▸ **Prompt**:
Go through the data below and copy it exactly, skipping every picture.

## START Listed entries

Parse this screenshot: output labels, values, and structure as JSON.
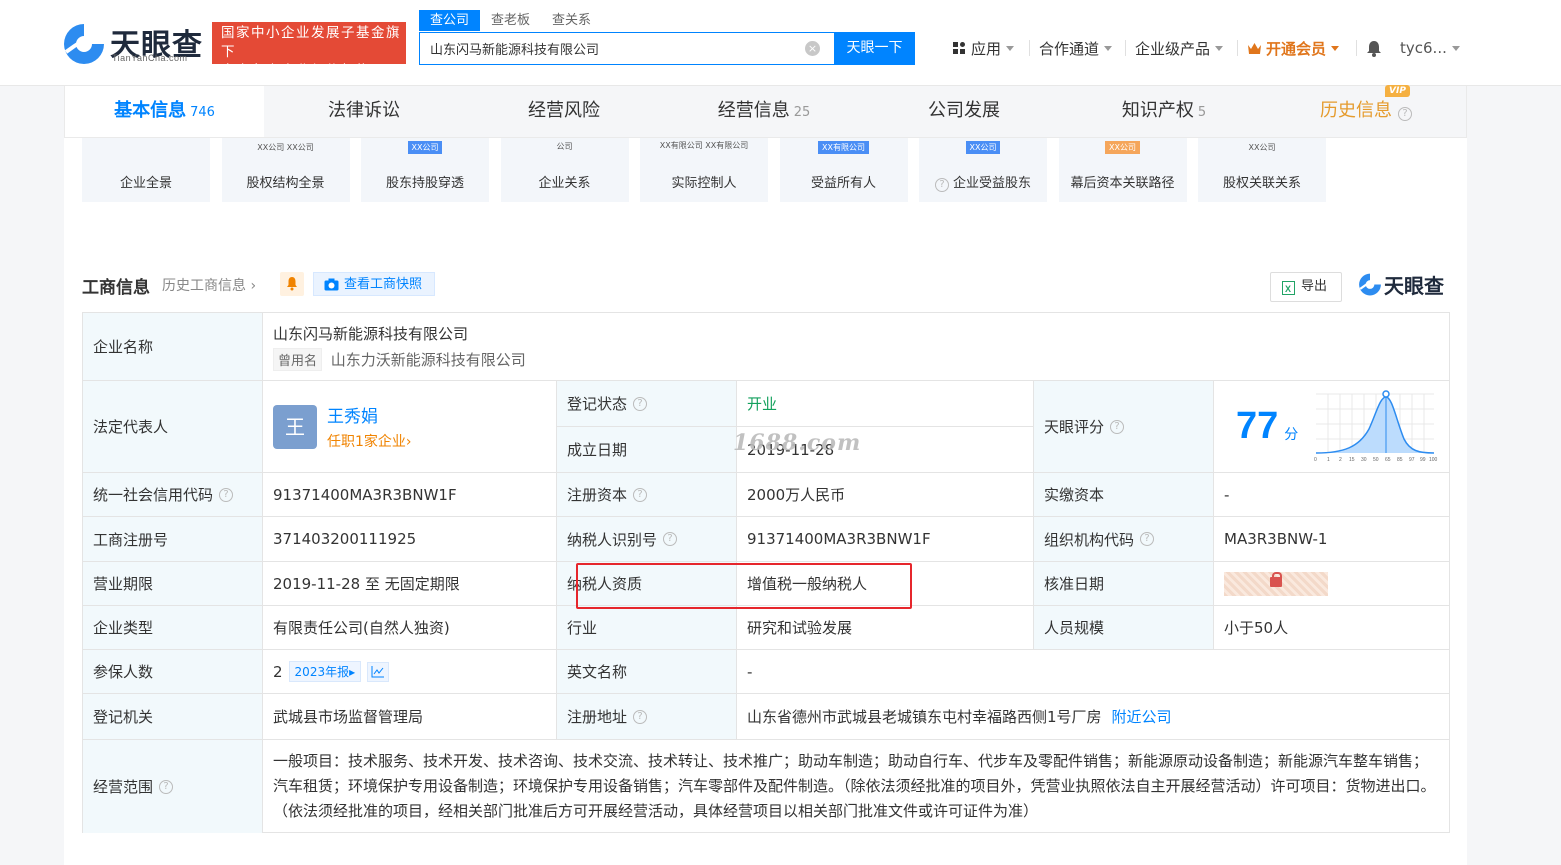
{
  "header": {
    "logo_text": "天眼查",
    "logo_sub": "TianYanCha.com",
    "slogan_line1": "国家中小企业发展子基金旗下",
    "slogan_line2": "官方备案企业征信机构",
    "search_tabs": [
      "查公司",
      "查老板",
      "查关系"
    ],
    "search_value": "山东闪马新能源科技有限公司",
    "search_button": "天眼一下",
    "nav": {
      "apps": "应用",
      "partner": "合作通道",
      "enterprise": "企业级产品",
      "vip": "开通会员",
      "user": "tyc6..."
    }
  },
  "tabs": [
    {
      "label": "基本信息",
      "count": "746"
    },
    {
      "label": "法律诉讼",
      "count": ""
    },
    {
      "label": "经营风险",
      "count": ""
    },
    {
      "label": "经营信息",
      "count": "25"
    },
    {
      "label": "公司发展",
      "count": ""
    },
    {
      "label": "知识产权",
      "count": "5"
    },
    {
      "label": "历史信息",
      "count": ""
    }
  ],
  "vip_badge": "VIP",
  "thumbs": [
    {
      "label": "企业全景",
      "mini": ""
    },
    {
      "label": "股权结构全景",
      "mini": "XX公司  XX公司"
    },
    {
      "label": "股东持股穿透",
      "mini": "XX公司"
    },
    {
      "label": "企业关系",
      "mini": "公司"
    },
    {
      "label": "实际控制人",
      "mini": "XX有限公司 XX有限公司"
    },
    {
      "label": "受益所有人",
      "mini": "XX有限公司"
    },
    {
      "label": "企业受益股东",
      "mini": "XX公司"
    },
    {
      "label": "幕后资本关联路径",
      "mini": "XX公司"
    },
    {
      "label": "股权关联关系",
      "mini": "XX公司"
    }
  ],
  "section": {
    "title": "工商信息",
    "history_link": "历史工商信息",
    "snapshot_button": "查看工商快照",
    "export_button": "导出",
    "brand": "天眼查"
  },
  "watermark": "1688.com",
  "info": {
    "company_name_label": "企业名称",
    "company_name": "山东闪马新能源科技有限公司",
    "former_name_tag": "曾用名",
    "former_name": "山东力沃新能源科技有限公司",
    "legal_rep_label": "法定代表人",
    "legal_rep_avatar": "王",
    "legal_rep_name": "王秀娟",
    "legal_rep_link": "任职1家企业",
    "reg_status_label": "登记状态",
    "reg_status": "开业",
    "established_label": "成立日期",
    "established": "2019-11-28",
    "score_label": "天眼评分",
    "score": "77",
    "score_unit": "分",
    "credit_code_label": "统一社会信用代码",
    "credit_code": "91371400MA3R3BNW1F",
    "reg_capital_label": "注册资本",
    "reg_capital": "2000万人民币",
    "paid_capital_label": "实缴资本",
    "paid_capital": "-",
    "reg_no_label": "工商注册号",
    "reg_no": "371403200111925",
    "tax_id_label": "纳税人识别号",
    "tax_id": "91371400MA3R3BNW1F",
    "org_code_label": "组织机构代码",
    "org_code": "MA3R3BNW-1",
    "term_label": "营业期限",
    "term": "2019-11-28 至 无固定期限",
    "taxpayer_label": "纳税人资质",
    "taxpayer": "增值税一般纳税人",
    "approval_label": "核准日期",
    "type_label": "企业类型",
    "type": "有限责任公司(自然人独资)",
    "industry_label": "行业",
    "industry": "研究和试验发展",
    "staff_label": "人员规模",
    "staff": "小于50人",
    "insured_label": "参保人数",
    "insured": "2",
    "insured_report": "2023年报",
    "english_label": "英文名称",
    "english": "-",
    "authority_label": "登记机关",
    "authority": "武城县市场监督管理局",
    "address_label": "注册地址",
    "address": "山东省德州市武城县老城镇东屯村幸福路西侧1号厂房",
    "nearby": "附近公司",
    "scope_label": "经营范围",
    "scope": "一般项目：技术服务、技术开发、技术咨询、技术交流、技术转让、技术推广；助动车制造；助动自行车、代步车及零配件销售；新能源原动设备制造；新能源汽车整车销售；汽车租赁；环境保护专用设备制造；环境保护专用设备销售；汽车零部件及配件制造。（除依法须经批准的项目外，凭营业执照依法自主开展经营活动）许可项目：货物进出口。（依法须经批准的项目，经相关部门批准后方可开展经营活动，具体经营项目以相关部门批准文件或许可证件为准）"
  },
  "score_chart": {
    "x_ticks": [
      "0",
      "1",
      "2",
      "15",
      "30",
      "50",
      "65",
      "85",
      "97",
      "99",
      "100"
    ]
  },
  "colors": {
    "accent": "#0084ff",
    "status_green": "#12a05c",
    "highlight_red": "#e6262c",
    "slogan_red": "#e44a36",
    "history_orange": "#e59b2d"
  }
}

## END Listed entries

▸ **Full response**:
Parse this screenshot: output labels, values, and structure as JSON.
{
  "header": {
    "logo_text": "天眼查",
    "logo_sub": "TianYanCha.com",
    "slogan_line1": "国家中小企业发展子基金旗下",
    "slogan_line2": "官方备案企业征信机构",
    "search_tabs": [
      "查公司",
      "查老板",
      "查关系"
    ],
    "search_value": "山东闪马新能源科技有限公司",
    "search_button": "天眼一下",
    "nav": {
      "apps": "应用",
      "partner": "合作通道",
      "enterprise": "企业级产品",
      "vip": "开通会员",
      "user": "tyc6..."
    }
  },
  "tabs": [
    {
      "label": "基本信息",
      "count": "746"
    },
    {
      "label": "法律诉讼",
      "count": ""
    },
    {
      "label": "经营风险",
      "count": ""
    },
    {
      "label": "经营信息",
      "count": "25"
    },
    {
      "label": "公司发展",
      "count": ""
    },
    {
      "label": "知识产权",
      "count": "5"
    },
    {
      "label": "历史信息",
      "count": ""
    }
  ],
  "vip_badge": "VIP",
  "thumbs": [
    {
      "label": "企业全景",
      "mini": ""
    },
    {
      "label": "股权结构全景",
      "mini": "XX公司  XX公司"
    },
    {
      "label": "股东持股穿透",
      "mini": "XX公司"
    },
    {
      "label": "企业关系",
      "mini": "公司"
    },
    {
      "label": "实际控制人",
      "mini": "XX有限公司 XX有限公司"
    },
    {
      "label": "受益所有人",
      "mini": "XX有限公司"
    },
    {
      "label": "企业受益股东",
      "mini": "XX公司"
    },
    {
      "label": "幕后资本关联路径",
      "mini": "XX公司"
    },
    {
      "label": "股权关联关系",
      "mini": "XX公司"
    }
  ],
  "section": {
    "title": "工商信息",
    "history_link": "历史工商信息",
    "snapshot_button": "查看工商快照",
    "export_button": "导出",
    "brand": "天眼查"
  },
  "watermark": "1688.com",
  "info": {
    "company_name_label": "企业名称",
    "company_name": "山东闪马新能源科技有限公司",
    "former_name_tag": "曾用名",
    "former_name": "山东力沃新能源科技有限公司",
    "legal_rep_label": "法定代表人",
    "legal_rep_avatar": "王",
    "legal_rep_name": "王秀娟",
    "legal_rep_link": "任职1家企业",
    "reg_status_label": "登记状态",
    "reg_status": "开业",
    "established_label": "成立日期",
    "established": "2019-11-28",
    "score_label": "天眼评分",
    "score": "77",
    "score_unit": "分",
    "credit_code_label": "统一社会信用代码",
    "credit_code": "91371400MA3R3BNW1F",
    "reg_capital_label": "注册资本",
    "reg_capital": "2000万人民币",
    "paid_capital_label": "实缴资本",
    "paid_capital": "-",
    "reg_no_label": "工商注册号",
    "reg_no": "371403200111925",
    "tax_id_label": "纳税人识别号",
    "tax_id": "91371400MA3R3BNW1F",
    "org_code_label": "组织机构代码",
    "org_code": "MA3R3BNW-1",
    "term_label": "营业期限",
    "term": "2019-11-28 至 无固定期限",
    "taxpayer_label": "纳税人资质",
    "taxpayer": "增值税一般纳税人",
    "approval_label": "核准日期",
    "type_label": "企业类型",
    "type": "有限责任公司(自然人独资)",
    "industry_label": "行业",
    "industry": "研究和试验发展",
    "staff_label": "人员规模",
    "staff": "小于50人",
    "insured_label": "参保人数",
    "insured": "2",
    "insured_report": "2023年报",
    "english_label": "英文名称",
    "english": "-",
    "authority_label": "登记机关",
    "authority": "武城县市场监督管理局",
    "address_label": "注册地址",
    "address": "山东省德州市武城县老城镇东屯村幸福路西侧1号厂房",
    "nearby": "附近公司",
    "scope_label": "经营范围",
    "scope": "一般项目：技术服务、技术开发、技术咨询、技术交流、技术转让、技术推广；助动车制造；助动自行车、代步车及零配件销售；新能源原动设备制造；新能源汽车整车销售；汽车租赁；环境保护专用设备制造；环境保护专用设备销售；汽车零部件及配件制造。（除依法须经批准的项目外，凭营业执照依法自主开展经营活动）许可项目：货物进出口。（依法须经批准的项目，经相关部门批准后方可开展经营活动，具体经营项目以相关部门批准文件或许可证件为准）"
  },
  "score_chart": {
    "x_ticks": [
      "0",
      "1",
      "2",
      "15",
      "30",
      "50",
      "65",
      "85",
      "97",
      "99",
      "100"
    ]
  },
  "colors": {
    "accent": "#0084ff",
    "status_green": "#12a05c",
    "highlight_red": "#e6262c",
    "slogan_red": "#e44a36",
    "history_orange": "#e59b2d"
  }
}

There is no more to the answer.